Goal => Determine which lines of the records include the word "Kationaktivní", and copy them.

Extracted entries =>
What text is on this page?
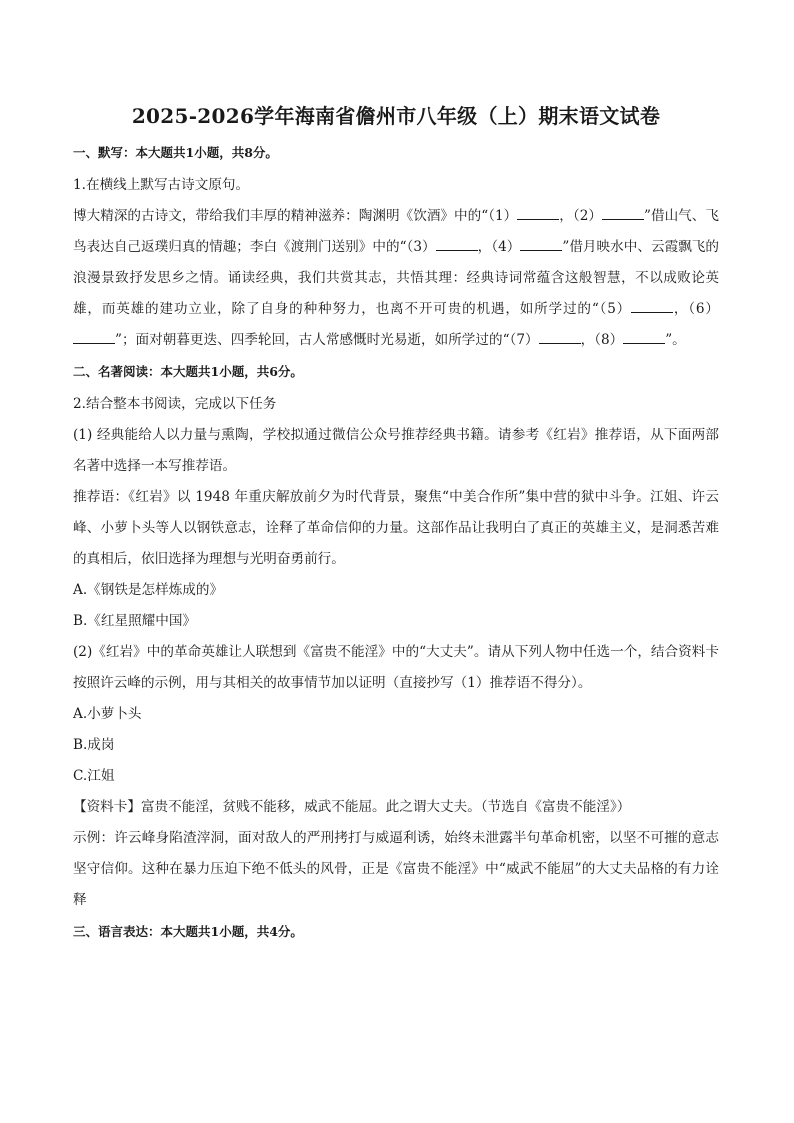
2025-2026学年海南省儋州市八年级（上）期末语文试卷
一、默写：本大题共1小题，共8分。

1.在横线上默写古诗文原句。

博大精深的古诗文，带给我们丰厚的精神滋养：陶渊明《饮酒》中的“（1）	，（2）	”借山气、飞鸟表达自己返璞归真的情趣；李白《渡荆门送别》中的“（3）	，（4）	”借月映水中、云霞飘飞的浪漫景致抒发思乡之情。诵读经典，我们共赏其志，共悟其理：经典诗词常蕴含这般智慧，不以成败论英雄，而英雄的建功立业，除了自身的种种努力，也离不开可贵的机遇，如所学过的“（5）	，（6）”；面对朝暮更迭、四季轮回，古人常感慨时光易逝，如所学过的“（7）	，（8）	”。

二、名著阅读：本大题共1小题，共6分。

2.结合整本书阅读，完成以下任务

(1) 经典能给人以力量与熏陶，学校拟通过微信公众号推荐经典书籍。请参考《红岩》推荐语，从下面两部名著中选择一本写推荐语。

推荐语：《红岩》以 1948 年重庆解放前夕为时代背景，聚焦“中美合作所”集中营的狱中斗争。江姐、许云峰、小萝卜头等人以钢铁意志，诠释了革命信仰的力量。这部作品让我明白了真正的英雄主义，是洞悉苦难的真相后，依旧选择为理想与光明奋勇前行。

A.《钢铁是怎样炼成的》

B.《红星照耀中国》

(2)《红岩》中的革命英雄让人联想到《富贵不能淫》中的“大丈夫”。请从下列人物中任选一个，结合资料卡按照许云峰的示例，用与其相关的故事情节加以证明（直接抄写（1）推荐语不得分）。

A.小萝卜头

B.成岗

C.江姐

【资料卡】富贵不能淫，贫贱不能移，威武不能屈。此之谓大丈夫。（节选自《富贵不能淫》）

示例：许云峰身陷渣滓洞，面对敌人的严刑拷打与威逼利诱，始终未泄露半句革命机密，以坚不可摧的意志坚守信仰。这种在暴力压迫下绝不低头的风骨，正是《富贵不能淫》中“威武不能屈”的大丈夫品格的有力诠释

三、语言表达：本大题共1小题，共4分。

==

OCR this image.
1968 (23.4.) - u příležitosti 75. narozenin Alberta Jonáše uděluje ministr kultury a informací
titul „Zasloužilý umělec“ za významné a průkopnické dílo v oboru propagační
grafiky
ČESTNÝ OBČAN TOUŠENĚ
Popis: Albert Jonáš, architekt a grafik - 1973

---

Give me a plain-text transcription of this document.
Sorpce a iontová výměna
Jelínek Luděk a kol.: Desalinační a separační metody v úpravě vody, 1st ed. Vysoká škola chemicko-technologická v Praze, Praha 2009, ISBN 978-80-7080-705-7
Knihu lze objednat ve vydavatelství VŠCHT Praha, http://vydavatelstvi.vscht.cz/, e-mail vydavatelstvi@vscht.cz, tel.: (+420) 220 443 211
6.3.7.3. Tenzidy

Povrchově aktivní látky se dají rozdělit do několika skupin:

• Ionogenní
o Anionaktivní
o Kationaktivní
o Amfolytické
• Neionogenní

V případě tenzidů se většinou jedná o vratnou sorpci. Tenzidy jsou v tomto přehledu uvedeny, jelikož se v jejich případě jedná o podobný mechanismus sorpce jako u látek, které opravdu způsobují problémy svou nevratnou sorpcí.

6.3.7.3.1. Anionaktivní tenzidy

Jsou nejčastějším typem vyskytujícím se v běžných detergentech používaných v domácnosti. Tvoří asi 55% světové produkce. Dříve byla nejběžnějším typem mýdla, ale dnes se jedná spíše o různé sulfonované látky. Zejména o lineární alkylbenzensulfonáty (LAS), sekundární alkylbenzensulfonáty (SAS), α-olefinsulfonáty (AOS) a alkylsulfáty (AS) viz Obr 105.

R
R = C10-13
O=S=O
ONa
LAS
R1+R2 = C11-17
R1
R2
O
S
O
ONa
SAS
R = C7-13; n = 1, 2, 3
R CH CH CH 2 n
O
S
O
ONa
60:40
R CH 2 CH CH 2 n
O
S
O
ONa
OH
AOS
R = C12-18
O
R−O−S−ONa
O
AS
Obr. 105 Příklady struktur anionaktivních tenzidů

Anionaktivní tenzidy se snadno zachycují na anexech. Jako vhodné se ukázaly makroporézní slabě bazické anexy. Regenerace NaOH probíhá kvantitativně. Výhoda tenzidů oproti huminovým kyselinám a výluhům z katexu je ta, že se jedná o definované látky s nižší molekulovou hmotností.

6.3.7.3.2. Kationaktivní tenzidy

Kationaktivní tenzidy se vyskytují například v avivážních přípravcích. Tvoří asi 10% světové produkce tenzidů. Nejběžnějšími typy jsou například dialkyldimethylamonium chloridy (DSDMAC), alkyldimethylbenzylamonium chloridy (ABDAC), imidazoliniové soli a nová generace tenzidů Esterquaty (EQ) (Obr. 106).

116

Problem solution =>
o Kationaktivní
6.3.7.3.2. Kationaktivní tenzidy
Kationaktivní tenzidy se vyskytují například v avivážních přípravcích. Tvoří asi 10% světové produkce tenzidů. Nejběžnějšími typy jsou například dialkyldimethylamonium chloridy (DSDMAC), alkyldimethylbenzylamonium chloridy (ABDAC), imidazoliniové soli a nová generace tenzidů Esterquaty (EQ) (Obr. 106).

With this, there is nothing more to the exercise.